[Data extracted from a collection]
—————

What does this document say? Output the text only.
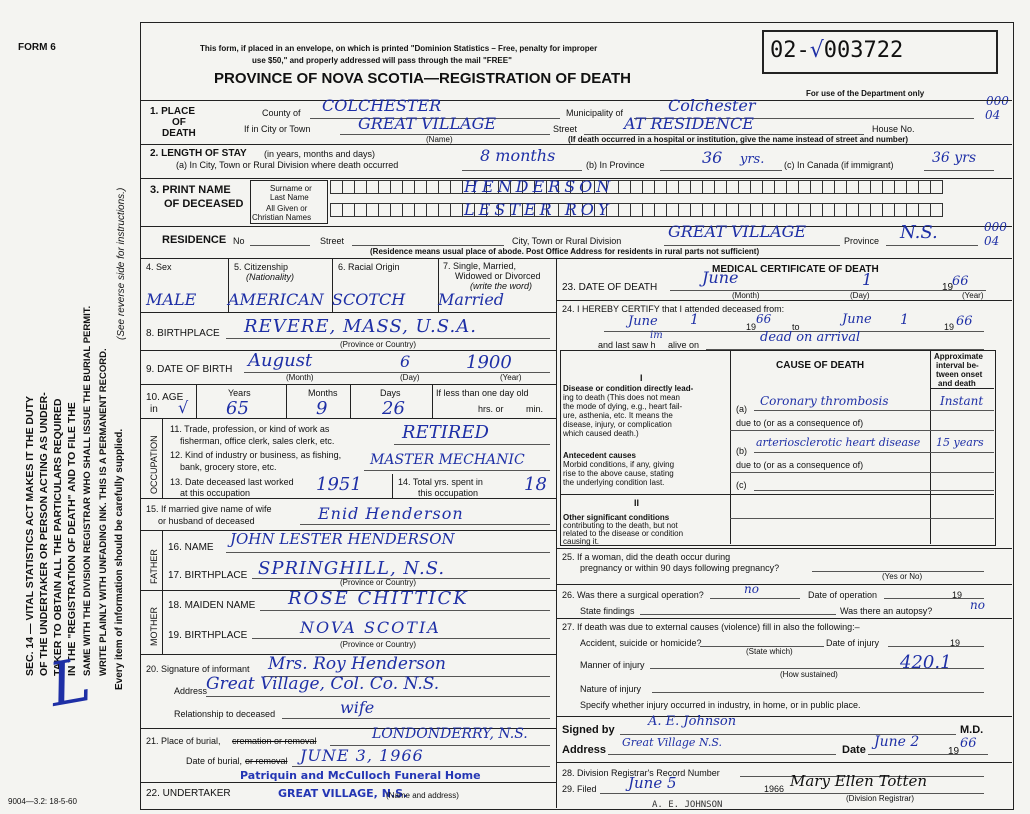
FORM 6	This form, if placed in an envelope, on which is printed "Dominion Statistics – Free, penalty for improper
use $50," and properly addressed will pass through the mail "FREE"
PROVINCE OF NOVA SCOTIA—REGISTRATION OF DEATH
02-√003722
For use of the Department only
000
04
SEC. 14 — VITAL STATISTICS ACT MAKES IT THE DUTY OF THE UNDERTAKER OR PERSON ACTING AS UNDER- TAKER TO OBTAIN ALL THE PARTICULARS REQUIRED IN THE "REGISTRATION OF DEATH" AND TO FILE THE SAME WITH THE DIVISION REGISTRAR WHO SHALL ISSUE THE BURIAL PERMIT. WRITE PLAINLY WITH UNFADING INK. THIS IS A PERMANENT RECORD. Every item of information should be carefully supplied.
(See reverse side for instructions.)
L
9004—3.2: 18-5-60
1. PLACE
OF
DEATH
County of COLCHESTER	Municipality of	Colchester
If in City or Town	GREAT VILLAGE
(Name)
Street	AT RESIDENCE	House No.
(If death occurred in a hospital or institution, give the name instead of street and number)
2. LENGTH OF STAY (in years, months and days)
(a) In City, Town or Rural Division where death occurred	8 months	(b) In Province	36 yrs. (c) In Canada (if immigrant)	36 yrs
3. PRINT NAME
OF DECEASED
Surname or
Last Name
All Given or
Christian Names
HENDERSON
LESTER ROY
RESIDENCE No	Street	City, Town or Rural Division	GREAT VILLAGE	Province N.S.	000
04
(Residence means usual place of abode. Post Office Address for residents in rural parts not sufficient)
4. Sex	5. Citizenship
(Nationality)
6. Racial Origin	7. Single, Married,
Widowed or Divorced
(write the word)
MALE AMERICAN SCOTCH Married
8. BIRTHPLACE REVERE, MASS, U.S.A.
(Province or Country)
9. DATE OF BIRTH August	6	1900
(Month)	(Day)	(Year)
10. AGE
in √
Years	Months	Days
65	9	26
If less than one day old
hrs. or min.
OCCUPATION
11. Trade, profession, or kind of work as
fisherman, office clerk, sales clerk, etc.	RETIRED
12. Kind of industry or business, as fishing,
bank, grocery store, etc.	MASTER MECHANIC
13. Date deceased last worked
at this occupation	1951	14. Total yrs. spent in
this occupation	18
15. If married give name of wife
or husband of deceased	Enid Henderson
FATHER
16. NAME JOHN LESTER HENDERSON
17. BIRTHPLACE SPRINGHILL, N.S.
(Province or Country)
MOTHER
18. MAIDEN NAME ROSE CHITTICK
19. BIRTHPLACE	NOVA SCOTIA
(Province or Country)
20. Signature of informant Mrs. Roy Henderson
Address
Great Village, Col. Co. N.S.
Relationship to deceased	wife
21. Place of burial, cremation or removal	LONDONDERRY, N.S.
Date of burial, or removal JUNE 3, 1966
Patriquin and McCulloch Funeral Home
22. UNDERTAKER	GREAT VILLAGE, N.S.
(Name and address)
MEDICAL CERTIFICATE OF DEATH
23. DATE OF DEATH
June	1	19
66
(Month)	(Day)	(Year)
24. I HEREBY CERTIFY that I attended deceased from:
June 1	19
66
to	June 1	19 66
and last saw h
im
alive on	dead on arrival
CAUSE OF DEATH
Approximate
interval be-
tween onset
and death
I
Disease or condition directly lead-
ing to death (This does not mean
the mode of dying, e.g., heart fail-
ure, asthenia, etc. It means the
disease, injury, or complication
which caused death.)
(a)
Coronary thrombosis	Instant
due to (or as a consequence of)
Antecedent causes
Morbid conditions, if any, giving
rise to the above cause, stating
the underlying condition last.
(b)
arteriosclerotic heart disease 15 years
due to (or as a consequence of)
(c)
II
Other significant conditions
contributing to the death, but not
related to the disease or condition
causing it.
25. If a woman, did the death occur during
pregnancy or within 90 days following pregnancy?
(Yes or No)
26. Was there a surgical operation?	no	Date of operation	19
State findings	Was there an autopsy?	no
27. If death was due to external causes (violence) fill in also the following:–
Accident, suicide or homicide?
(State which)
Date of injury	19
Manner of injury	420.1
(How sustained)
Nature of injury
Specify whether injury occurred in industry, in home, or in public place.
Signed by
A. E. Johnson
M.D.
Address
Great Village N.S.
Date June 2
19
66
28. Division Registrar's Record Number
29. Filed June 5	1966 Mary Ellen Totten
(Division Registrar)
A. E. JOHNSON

—————

TASK REQUIREMENTS → Set down all the entries exactly as they appear, but skip any pictures.

SOLVED PROBLEM →
What does this document say? Output the text only.
FORM 6	This form, if placed in an envelope, on which is printed "Dominion Statistics – Free, penalty for improper
use $50," and properly addressed will pass through the mail "FREE"
PROVINCE OF NOVA SCOTIA—REGISTRATION OF DEATH
02-√003722
For use of the Department only
000
04
SEC. 14 — VITAL STATISTICS ACT MAKES IT THE DUTY OF THE UNDERTAKER OR PERSON ACTING AS UNDER- TAKER TO OBTAIN ALL THE PARTICULARS REQUIRED IN THE "REGISTRATION OF DEATH" AND TO FILE THE SAME WITH THE DIVISION REGISTRAR WHO SHALL ISSUE THE BURIAL PERMIT. WRITE PLAINLY WITH UNFADING INK. THIS IS A PERMANENT RECORD. Every item of information should be carefully supplied.
(See reverse side for instructions.)
L
9004—3.2: 18-5-60
1. PLACE
OF
DEATH
County of COLCHESTER	Municipality of	Colchester
If in City or Town	GREAT VILLAGE
(Name)
Street	AT RESIDENCE	House No.
(If death occurred in a hospital or institution, give the name instead of street and number)
2. LENGTH OF STAY (in years, months and days)
(a) In City, Town or Rural Division where death occurred	8 months	(b) In Province	36 yrs. (c) In Canada (if immigrant)	36 yrs
3. PRINT NAME
OF DECEASED
Surname or
Last Name
All Given or
Christian Names
HENDERSON
LESTER ROY
RESIDENCE No	Street	City, Town or Rural Division	GREAT VILLAGE	Province N.S.	000
04
(Residence means usual place of abode. Post Office Address for residents in rural parts not sufficient)
4. Sex	5. Citizenship
(Nationality)
6. Racial Origin	7. Single, Married,
Widowed or Divorced
(write the word)
MALE AMERICAN SCOTCH Married
8. BIRTHPLACE REVERE, MASS, U.S.A.
(Province or Country)
9. DATE OF BIRTH August	6	1900
(Month)	(Day)	(Year)
10. AGE
in √
Years	Months	Days
65	9	26
If less than one day old
hrs. or min.
OCCUPATION
11. Trade, profession, or kind of work as
fisherman, office clerk, sales clerk, etc.	RETIRED
12. Kind of industry or business, as fishing,
bank, grocery store, etc.	MASTER MECHANIC
13. Date deceased last worked
at this occupation	1951	14. Total yrs. spent in
this occupation	18
15. If married give name of wife
or husband of deceased	Enid Henderson
FATHER
16. NAME JOHN LESTER HENDERSON
17. BIRTHPLACE SPRINGHILL, N.S.
(Province or Country)
MOTHER
18. MAIDEN NAME ROSE CHITTICK
19. BIRTHPLACE	NOVA SCOTIA
(Province or Country)
20. Signature of informant Mrs. Roy Henderson
Address
Great Village, Col. Co. N.S.
Relationship to deceased	wife
21. Place of burial, cremation or removal	LONDONDERRY, N.S.
Date of burial, or removal JUNE 3, 1966
Patriquin and McCulloch Funeral Home
22. UNDERTAKER	GREAT VILLAGE, N.S.
(Name and address)
MEDICAL CERTIFICATE OF DEATH
23. DATE OF DEATH
June	1	19
66
(Month)	(Day)	(Year)
24. I HEREBY CERTIFY that I attended deceased from:
June 1	19
66
to	June 1	19 66
and last saw h
im
alive on	dead on arrival
CAUSE OF DEATH
Approximate
interval be-
tween onset
and death
I
Disease or condition directly lead-
ing to death (This does not mean
the mode of dying, e.g., heart fail-
ure, asthenia, etc. It means the
disease, injury, or complication
which caused death.)
(a)
Coronary thrombosis	Instant
due to (or as a consequence of)
Antecedent causes
Morbid conditions, if any, giving
rise to the above cause, stating
the underlying condition last.
(b)
arteriosclerotic heart disease 15 years
due to (or as a consequence of)
(c)
II
Other significant conditions
contributing to the death, but not
related to the disease or condition
causing it.
25. If a woman, did the death occur during
pregnancy or within 90 days following pregnancy?
(Yes or No)
26. Was there a surgical operation?	no	Date of operation	19
State findings	Was there an autopsy?	no
27. If death was due to external causes (violence) fill in also the following:–
Accident, suicide or homicide?
(State which)
Date of injury	19
Manner of injury	420.1
(How sustained)
Nature of injury
Specify whether injury occurred in industry, in home, or in public place.
Signed by
A. E. Johnson
M.D.
Address
Great Village N.S.
Date June 2
19
66
28. Division Registrar's Record Number
29. Filed June 5	1966 Mary Ellen Totten
(Division Registrar)
A. E. JOHNSON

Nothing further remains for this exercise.